* **WRITTEN INSTRUCTION**:
Repeat the records word for word, excluding any picture.

(Collected data entries)

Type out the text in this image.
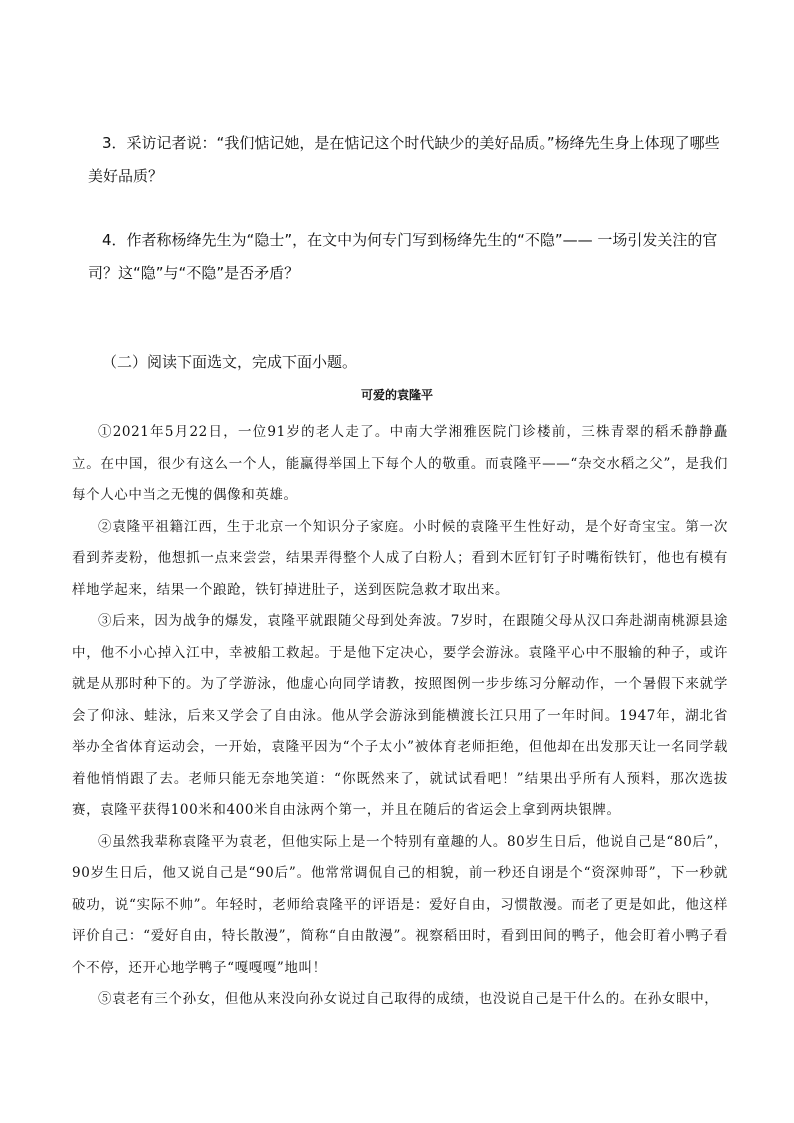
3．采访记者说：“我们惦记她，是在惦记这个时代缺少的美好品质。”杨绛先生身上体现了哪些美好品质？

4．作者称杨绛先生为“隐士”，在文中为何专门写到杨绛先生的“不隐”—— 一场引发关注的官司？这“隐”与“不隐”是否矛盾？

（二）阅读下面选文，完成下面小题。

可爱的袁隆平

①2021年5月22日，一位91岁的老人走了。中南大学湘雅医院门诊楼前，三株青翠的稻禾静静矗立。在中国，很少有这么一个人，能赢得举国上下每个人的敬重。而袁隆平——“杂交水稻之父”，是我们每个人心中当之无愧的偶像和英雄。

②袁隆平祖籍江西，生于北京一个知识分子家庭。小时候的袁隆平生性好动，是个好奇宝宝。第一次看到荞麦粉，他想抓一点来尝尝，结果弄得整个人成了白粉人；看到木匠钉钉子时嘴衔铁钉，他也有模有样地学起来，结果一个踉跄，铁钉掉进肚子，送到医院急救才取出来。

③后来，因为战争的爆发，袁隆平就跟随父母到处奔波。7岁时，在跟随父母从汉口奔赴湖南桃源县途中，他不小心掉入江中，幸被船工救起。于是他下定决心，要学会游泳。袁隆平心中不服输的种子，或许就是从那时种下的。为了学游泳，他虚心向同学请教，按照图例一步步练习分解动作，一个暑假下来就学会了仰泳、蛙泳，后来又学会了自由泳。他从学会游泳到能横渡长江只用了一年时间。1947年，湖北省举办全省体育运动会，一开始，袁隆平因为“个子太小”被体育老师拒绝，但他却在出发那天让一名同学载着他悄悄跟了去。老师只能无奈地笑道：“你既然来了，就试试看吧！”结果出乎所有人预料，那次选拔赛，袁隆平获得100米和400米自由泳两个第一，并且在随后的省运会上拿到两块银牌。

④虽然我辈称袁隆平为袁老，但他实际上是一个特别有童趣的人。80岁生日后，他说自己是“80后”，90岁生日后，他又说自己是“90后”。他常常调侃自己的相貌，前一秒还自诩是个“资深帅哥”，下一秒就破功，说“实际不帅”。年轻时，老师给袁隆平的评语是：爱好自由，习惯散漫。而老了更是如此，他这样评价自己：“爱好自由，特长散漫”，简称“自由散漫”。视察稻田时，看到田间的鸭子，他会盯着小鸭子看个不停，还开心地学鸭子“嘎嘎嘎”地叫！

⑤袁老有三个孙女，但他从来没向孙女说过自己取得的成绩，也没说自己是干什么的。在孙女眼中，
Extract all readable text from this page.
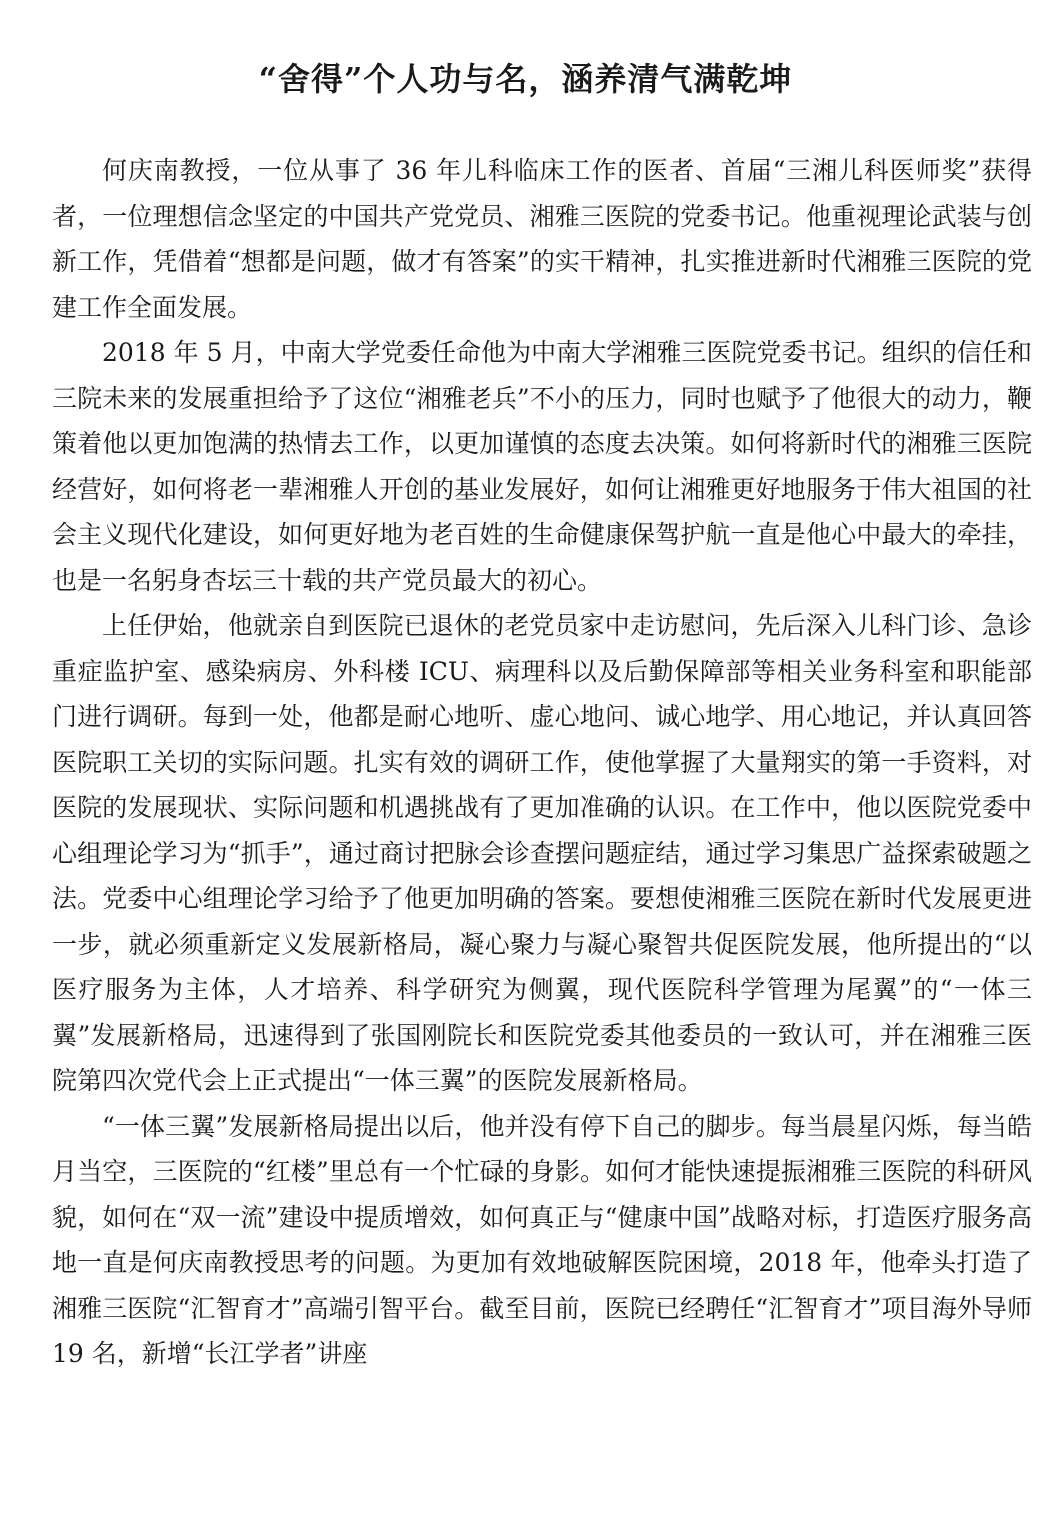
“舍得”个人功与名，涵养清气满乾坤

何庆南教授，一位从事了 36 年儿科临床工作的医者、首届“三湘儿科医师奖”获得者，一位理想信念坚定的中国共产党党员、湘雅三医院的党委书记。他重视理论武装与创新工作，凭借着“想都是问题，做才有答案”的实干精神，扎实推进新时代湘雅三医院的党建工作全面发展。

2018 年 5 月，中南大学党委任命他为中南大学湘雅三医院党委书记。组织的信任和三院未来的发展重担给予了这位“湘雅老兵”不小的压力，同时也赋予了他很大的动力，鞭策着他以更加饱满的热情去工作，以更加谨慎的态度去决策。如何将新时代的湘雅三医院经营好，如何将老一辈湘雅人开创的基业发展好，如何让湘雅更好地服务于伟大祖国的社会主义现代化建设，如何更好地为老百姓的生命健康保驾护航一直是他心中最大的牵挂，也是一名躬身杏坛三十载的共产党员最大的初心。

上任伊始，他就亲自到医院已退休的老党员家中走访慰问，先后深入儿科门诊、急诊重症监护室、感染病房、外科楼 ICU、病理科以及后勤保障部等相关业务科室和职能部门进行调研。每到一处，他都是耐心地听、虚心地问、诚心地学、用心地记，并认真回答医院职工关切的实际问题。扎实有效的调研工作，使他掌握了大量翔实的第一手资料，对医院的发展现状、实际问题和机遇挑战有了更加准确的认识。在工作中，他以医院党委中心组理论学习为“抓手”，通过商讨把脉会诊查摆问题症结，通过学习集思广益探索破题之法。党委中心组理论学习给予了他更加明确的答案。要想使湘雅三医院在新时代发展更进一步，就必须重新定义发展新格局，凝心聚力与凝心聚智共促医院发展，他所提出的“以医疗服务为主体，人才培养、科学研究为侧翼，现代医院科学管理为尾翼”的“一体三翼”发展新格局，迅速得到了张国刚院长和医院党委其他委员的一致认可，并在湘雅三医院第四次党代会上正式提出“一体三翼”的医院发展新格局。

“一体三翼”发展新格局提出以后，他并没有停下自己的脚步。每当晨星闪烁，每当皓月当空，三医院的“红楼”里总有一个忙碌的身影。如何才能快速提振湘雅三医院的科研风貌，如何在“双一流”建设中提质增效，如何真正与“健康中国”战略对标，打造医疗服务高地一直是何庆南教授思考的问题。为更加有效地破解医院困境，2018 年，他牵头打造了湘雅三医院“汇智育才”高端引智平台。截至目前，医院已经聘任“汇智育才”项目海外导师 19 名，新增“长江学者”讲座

* **TASK RESULT**:
Type out the text in this image.
3．采访记者说：“我们惦记她，是在惦记这个时代缺少的美好品质。”杨绛先生身上体现了哪些美好品质？

4．作者称杨绛先生为“隐士”，在文中为何专门写到杨绛先生的“不隐”—— 一场引发关注的官司？这“隐”与“不隐”是否矛盾？

（二）阅读下面选文，完成下面小题。

可爱的袁隆平

①2021年5月22日，一位91岁的老人走了。中南大学湘雅医院门诊楼前，三株青翠的稻禾静静矗立。在中国，很少有这么一个人，能赢得举国上下每个人的敬重。而袁隆平——“杂交水稻之父”，是我们每个人心中当之无愧的偶像和英雄。

②袁隆平祖籍江西，生于北京一个知识分子家庭。小时候的袁隆平生性好动，是个好奇宝宝。第一次看到荞麦粉，他想抓一点来尝尝，结果弄得整个人成了白粉人；看到木匠钉钉子时嘴衔铁钉，他也有模有样地学起来，结果一个踉跄，铁钉掉进肚子，送到医院急救才取出来。

③后来，因为战争的爆发，袁隆平就跟随父母到处奔波。7岁时，在跟随父母从汉口奔赴湖南桃源县途中，他不小心掉入江中，幸被船工救起。于是他下定决心，要学会游泳。袁隆平心中不服输的种子，或许就是从那时种下的。为了学游泳，他虚心向同学请教，按照图例一步步练习分解动作，一个暑假下来就学会了仰泳、蛙泳，后来又学会了自由泳。他从学会游泳到能横渡长江只用了一年时间。1947年，湖北省举办全省体育运动会，一开始，袁隆平因为“个子太小”被体育老师拒绝，但他却在出发那天让一名同学载着他悄悄跟了去。老师只能无奈地笑道：“你既然来了，就试试看吧！”结果出乎所有人预料，那次选拔赛，袁隆平获得100米和400米自由泳两个第一，并且在随后的省运会上拿到两块银牌。

④虽然我辈称袁隆平为袁老，但他实际上是一个特别有童趣的人。80岁生日后，他说自己是“80后”，90岁生日后，他又说自己是“90后”。他常常调侃自己的相貌，前一秒还自诩是个“资深帅哥”，下一秒就破功，说“实际不帅”。年轻时，老师给袁隆平的评语是：爱好自由，习惯散漫。而老了更是如此，他这样评价自己：“爱好自由，特长散漫”，简称“自由散漫”。视察稻田时，看到田间的鸭子，他会盯着小鸭子看个不停，还开心地学鸭子“嘎嘎嘎”地叫！

⑤袁老有三个孙女，但他从来没向孙女说过自己取得的成绩，也没说自己是干什么的。在孙女眼中，
Extract all readable text from this page.
“舍得”个人功与名，涵养清气满乾坤

何庆南教授，一位从事了 36 年儿科临床工作的医者、首届“三湘儿科医师奖”获得者，一位理想信念坚定的中国共产党党员、湘雅三医院的党委书记。他重视理论武装与创新工作，凭借着“想都是问题，做才有答案”的实干精神，扎实推进新时代湘雅三医院的党建工作全面发展。

2018 年 5 月，中南大学党委任命他为中南大学湘雅三医院党委书记。组织的信任和三院未来的发展重担给予了这位“湘雅老兵”不小的压力，同时也赋予了他很大的动力，鞭策着他以更加饱满的热情去工作，以更加谨慎的态度去决策。如何将新时代的湘雅三医院经营好，如何将老一辈湘雅人开创的基业发展好，如何让湘雅更好地服务于伟大祖国的社会主义现代化建设，如何更好地为老百姓的生命健康保驾护航一直是他心中最大的牵挂，也是一名躬身杏坛三十载的共产党员最大的初心。

上任伊始，他就亲自到医院已退休的老党员家中走访慰问，先后深入儿科门诊、急诊重症监护室、感染病房、外科楼 ICU、病理科以及后勤保障部等相关业务科室和职能部门进行调研。每到一处，他都是耐心地听、虚心地问、诚心地学、用心地记，并认真回答医院职工关切的实际问题。扎实有效的调研工作，使他掌握了大量翔实的第一手资料，对医院的发展现状、实际问题和机遇挑战有了更加准确的认识。在工作中，他以医院党委中心组理论学习为“抓手”，通过商讨把脉会诊查摆问题症结，通过学习集思广益探索破题之法。党委中心组理论学习给予了他更加明确的答案。要想使湘雅三医院在新时代发展更进一步，就必须重新定义发展新格局，凝心聚力与凝心聚智共促医院发展，他所提出的“以医疗服务为主体，人才培养、科学研究为侧翼，现代医院科学管理为尾翼”的“一体三翼”发展新格局，迅速得到了张国刚院长和医院党委其他委员的一致认可，并在湘雅三医院第四次党代会上正式提出“一体三翼”的医院发展新格局。

“一体三翼”发展新格局提出以后，他并没有停下自己的脚步。每当晨星闪烁，每当皓月当空，三医院的“红楼”里总有一个忙碌的身影。如何才能快速提振湘雅三医院的科研风貌，如何在“双一流”建设中提质增效，如何真正与“健康中国”战略对标，打造医疗服务高地一直是何庆南教授思考的问题。为更加有效地破解医院困境，2018 年，他牵头打造了湘雅三医院“汇智育才”高端引智平台。截至目前，医院已经聘任“汇智育才”项目海外导师 19 名，新增“长江学者”讲座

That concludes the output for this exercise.